▶ Directions: For the records that follow, return only the count of lines containing the string "Ended".
Start of Stored records
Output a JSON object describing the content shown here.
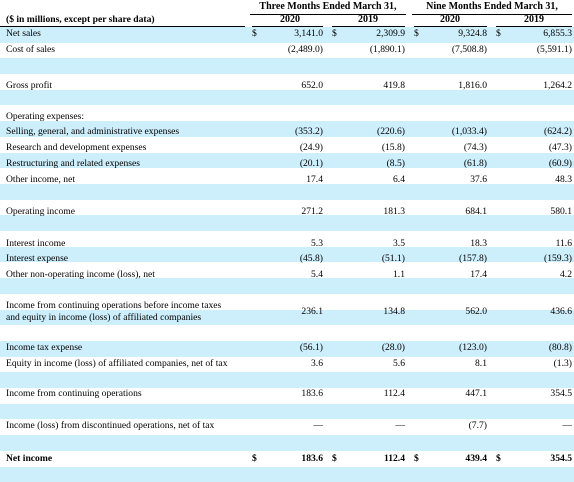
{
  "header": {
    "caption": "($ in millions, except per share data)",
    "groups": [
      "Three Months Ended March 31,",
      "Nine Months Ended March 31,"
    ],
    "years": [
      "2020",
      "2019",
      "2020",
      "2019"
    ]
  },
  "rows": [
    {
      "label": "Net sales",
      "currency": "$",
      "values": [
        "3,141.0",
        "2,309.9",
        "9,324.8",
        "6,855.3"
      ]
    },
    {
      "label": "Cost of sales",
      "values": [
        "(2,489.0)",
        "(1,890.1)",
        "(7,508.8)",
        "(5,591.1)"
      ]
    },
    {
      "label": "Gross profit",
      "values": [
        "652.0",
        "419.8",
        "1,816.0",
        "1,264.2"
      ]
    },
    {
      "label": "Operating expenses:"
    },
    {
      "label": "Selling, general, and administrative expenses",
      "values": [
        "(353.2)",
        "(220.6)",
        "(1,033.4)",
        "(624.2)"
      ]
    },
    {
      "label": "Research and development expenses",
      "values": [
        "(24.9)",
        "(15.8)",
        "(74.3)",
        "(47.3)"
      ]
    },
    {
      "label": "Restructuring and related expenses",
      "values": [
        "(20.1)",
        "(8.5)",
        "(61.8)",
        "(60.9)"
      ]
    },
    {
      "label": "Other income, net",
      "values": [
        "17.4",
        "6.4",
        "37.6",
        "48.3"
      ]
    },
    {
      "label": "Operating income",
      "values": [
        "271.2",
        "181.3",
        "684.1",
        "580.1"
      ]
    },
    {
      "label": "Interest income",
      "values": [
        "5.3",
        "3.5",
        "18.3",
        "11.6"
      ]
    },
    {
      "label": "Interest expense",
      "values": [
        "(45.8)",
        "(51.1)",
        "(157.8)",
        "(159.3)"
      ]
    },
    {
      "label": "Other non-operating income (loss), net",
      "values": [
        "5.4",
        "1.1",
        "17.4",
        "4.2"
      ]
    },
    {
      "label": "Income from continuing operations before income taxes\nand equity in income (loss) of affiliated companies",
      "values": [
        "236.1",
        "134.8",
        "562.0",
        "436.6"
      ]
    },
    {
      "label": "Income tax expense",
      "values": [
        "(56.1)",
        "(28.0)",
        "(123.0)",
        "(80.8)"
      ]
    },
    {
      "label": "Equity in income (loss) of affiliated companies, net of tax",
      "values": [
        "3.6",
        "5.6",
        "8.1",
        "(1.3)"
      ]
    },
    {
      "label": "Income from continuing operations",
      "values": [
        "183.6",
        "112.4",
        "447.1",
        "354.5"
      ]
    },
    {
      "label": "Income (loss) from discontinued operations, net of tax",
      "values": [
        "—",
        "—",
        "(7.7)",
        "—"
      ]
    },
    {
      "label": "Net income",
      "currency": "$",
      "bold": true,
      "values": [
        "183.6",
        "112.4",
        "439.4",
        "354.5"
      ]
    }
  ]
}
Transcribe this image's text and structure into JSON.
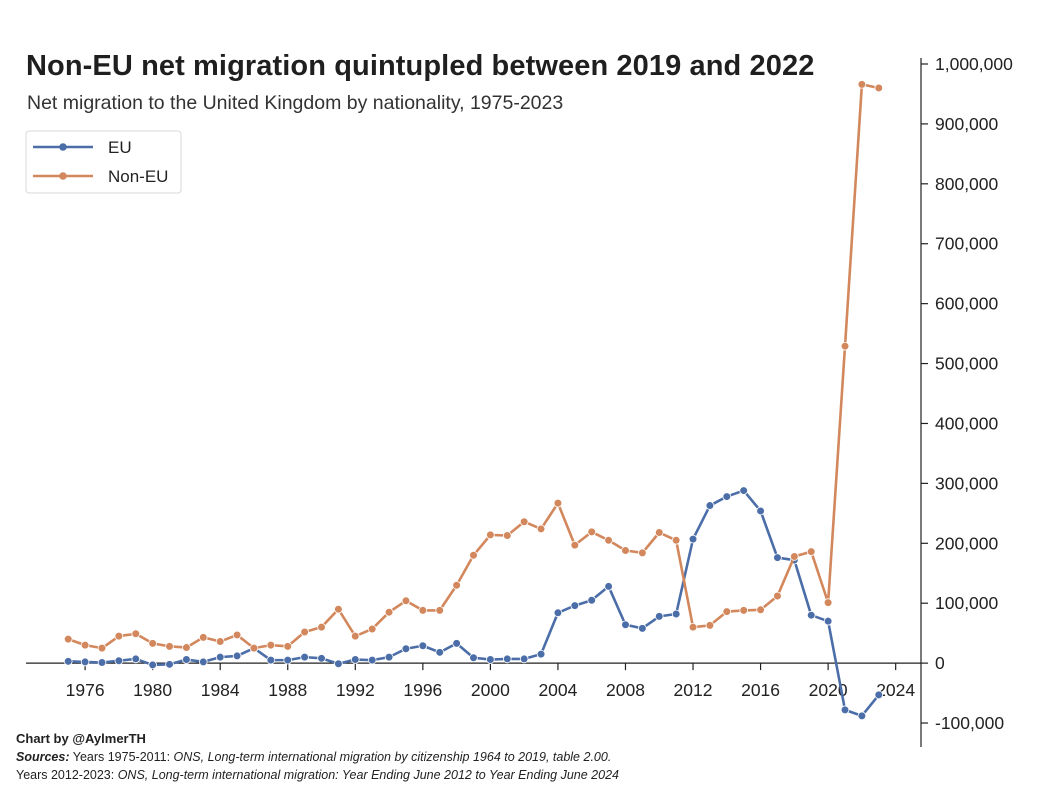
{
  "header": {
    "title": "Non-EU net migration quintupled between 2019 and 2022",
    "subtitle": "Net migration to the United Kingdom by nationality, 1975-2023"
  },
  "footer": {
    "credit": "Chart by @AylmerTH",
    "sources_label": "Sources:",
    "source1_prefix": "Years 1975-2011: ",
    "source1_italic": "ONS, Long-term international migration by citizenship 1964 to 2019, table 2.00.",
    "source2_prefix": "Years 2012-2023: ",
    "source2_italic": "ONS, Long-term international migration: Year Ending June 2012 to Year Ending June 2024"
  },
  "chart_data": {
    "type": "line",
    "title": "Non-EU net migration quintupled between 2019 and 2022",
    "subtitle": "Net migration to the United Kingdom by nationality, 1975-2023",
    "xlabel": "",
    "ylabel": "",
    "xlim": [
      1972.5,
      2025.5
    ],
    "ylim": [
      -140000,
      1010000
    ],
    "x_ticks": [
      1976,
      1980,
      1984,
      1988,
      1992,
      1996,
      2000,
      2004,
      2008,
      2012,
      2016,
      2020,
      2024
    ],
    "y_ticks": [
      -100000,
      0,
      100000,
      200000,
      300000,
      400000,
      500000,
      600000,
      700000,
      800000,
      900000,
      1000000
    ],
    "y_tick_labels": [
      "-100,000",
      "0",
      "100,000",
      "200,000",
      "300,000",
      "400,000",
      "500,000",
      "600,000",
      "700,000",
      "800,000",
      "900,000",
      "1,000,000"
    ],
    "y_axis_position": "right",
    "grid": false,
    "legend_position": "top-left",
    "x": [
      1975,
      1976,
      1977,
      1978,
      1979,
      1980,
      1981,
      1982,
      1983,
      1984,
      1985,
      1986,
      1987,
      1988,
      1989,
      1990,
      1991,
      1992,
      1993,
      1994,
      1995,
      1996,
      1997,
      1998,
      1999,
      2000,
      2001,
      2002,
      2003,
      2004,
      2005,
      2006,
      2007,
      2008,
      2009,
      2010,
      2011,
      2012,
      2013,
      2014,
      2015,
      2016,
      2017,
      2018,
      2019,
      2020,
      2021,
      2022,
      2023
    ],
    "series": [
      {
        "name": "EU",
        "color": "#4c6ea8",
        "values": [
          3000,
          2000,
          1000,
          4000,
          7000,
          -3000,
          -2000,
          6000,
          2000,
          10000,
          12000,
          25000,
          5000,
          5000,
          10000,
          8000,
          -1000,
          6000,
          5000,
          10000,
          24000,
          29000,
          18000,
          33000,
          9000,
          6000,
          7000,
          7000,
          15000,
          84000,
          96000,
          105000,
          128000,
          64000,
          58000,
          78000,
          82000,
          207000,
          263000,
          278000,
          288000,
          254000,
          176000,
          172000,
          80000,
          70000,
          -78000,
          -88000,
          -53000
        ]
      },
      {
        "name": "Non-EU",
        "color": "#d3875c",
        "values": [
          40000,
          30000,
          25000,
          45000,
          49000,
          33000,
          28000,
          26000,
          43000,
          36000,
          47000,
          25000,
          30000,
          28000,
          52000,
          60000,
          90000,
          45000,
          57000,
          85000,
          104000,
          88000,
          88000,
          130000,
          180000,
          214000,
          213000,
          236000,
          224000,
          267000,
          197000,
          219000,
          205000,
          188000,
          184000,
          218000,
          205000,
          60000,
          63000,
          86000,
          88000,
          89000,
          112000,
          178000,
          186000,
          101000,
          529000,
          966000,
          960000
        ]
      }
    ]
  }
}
End of Stored records
▶ Written solution: 2